Stored entries
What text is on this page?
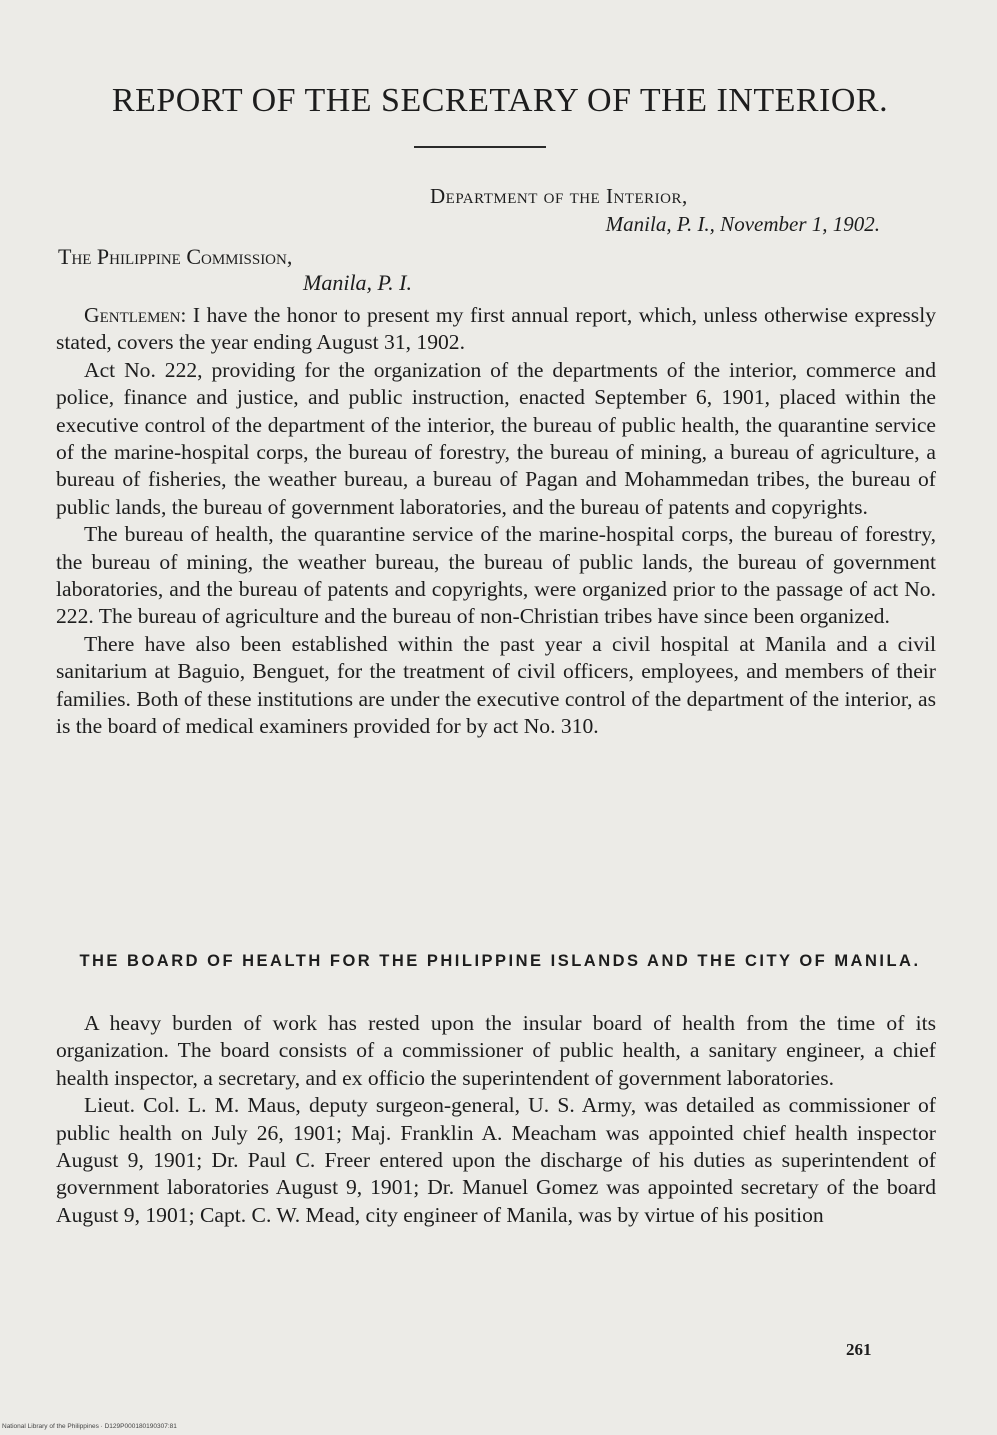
REPORT OF THE SECRETARY OF THE INTERIOR.
Department of the Interior,
Manila, P. I., November 1, 1902.
The Philippine Commission,
Manila, P. I.

Gentlemen: I have the honor to present my first annual report, which, unless otherwise expressly stated, covers the year ending August 31, 1902.

Act No. 222, providing for the organization of the departments of the interior, commerce and police, finance and justice, and public instruction, enacted September 6, 1901, placed within the executive control of the department of the interior, the bureau of public health, the quarantine service of the marine-hospital corps, the bureau of forestry, the bureau of mining, a bureau of agriculture, a bureau of fisheries, the weather bureau, a bureau of Pagan and Mohammedan tribes, the bureau of public lands, the bureau of government laboratories, and the bureau of patents and copyrights.

The bureau of health, the quarantine service of the marine-hospital corps, the bureau of forestry, the bureau of mining, the weather bureau, the bureau of public lands, the bureau of government laboratories, and the bureau of patents and copyrights, were organized prior to the passage of act No. 222. The bureau of agriculture and the bureau of non-Christian tribes have since been organized.

There have also been established within the past year a civil hospital at Manila and a civil sanitarium at Baguio, Benguet, for the treatment of civil officers, employees, and members of their families. Both of these institutions are under the executive control of the department of the interior, as is the board of medical examiners provided for by act No. 310.

THE BOARD OF HEALTH FOR THE PHILIPPINE ISLANDS AND THE CITY OF MANILA.

A heavy burden of work has rested upon the insular board of health from the time of its organization. The board consists of a commissioner of public health, a sanitary engineer, a chief health inspector, a secretary, and ex officio the superintendent of government laboratories.

Lieut. Col. L. M. Maus, deputy surgeon-general, U. S. Army, was detailed as commissioner of public health on July 26, 1901; Maj. Franklin A. Meacham was appointed chief health inspector August 9, 1901; Dr. Paul C. Freer entered upon the discharge of his duties as superintendent of government laboratories August 9, 1901; Dr. Manuel Gomez was appointed secretary of the board August 9, 1901; Capt. C. W. Mead, city engineer of Manila, was by virtue of his position

261
National Library of the Philippines · D129P000180190307:81
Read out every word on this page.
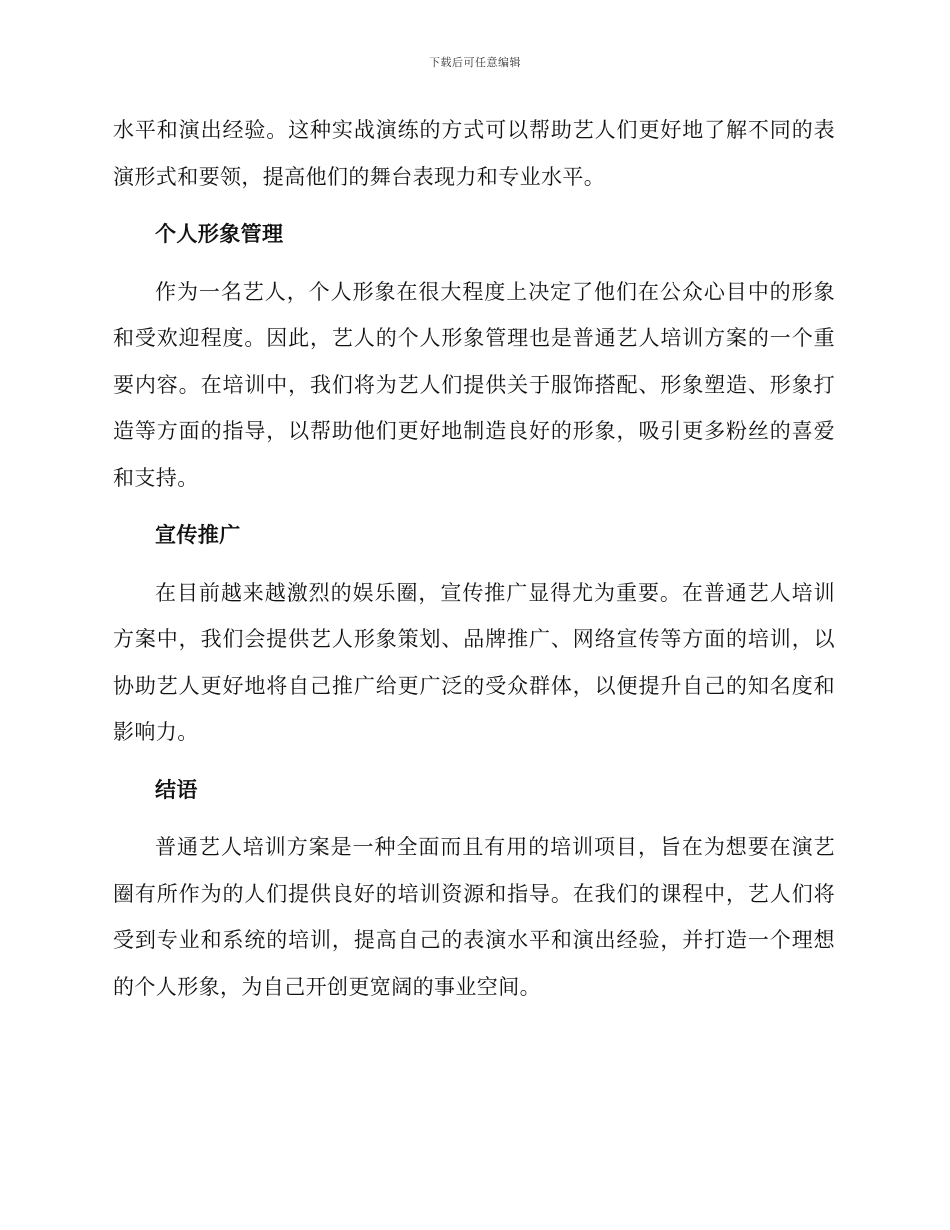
下载后可任意编辑

水平和演出经验。这种实战演练的方式可以帮助艺人们更好地了解不同的表演形式和要领，提高他们的舞台表现力和专业水平。

个人形象管理

作为一名艺人，个人形象在很大程度上决定了他们在公众心目中的形象和受欢迎程度。因此，艺人的个人形象管理也是普通艺人培训方案的一个重要内容。在培训中，我们将为艺人们提供关于服饰搭配、形象塑造、形象打造等方面的指导，以帮助他们更好地制造良好的形象，吸引更多粉丝的喜爱和支持。

宣传推广

在目前越来越激烈的娱乐圈，宣传推广显得尤为重要。在普通艺人培训方案中，我们会提供艺人形象策划、品牌推广、网络宣传等方面的培训，以协助艺人更好地将自己推广给更广泛的受众群体，以便提升自己的知名度和影响力。

结语

普通艺人培训方案是一种全面而且有用的培训项目，旨在为想要在演艺圈有所作为的人们提供良好的培训资源和指导。在我们的课程中，艺人们将受到专业和系统的培训，提高自己的表演水平和演出经验，并打造一个理想的个人形象，为自己开创更宽阔的事业空间。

### SET EXERCISE
Give the number of lines above in which the word "page" occurs, with nothing else.

### RESULT OF THE TASK
2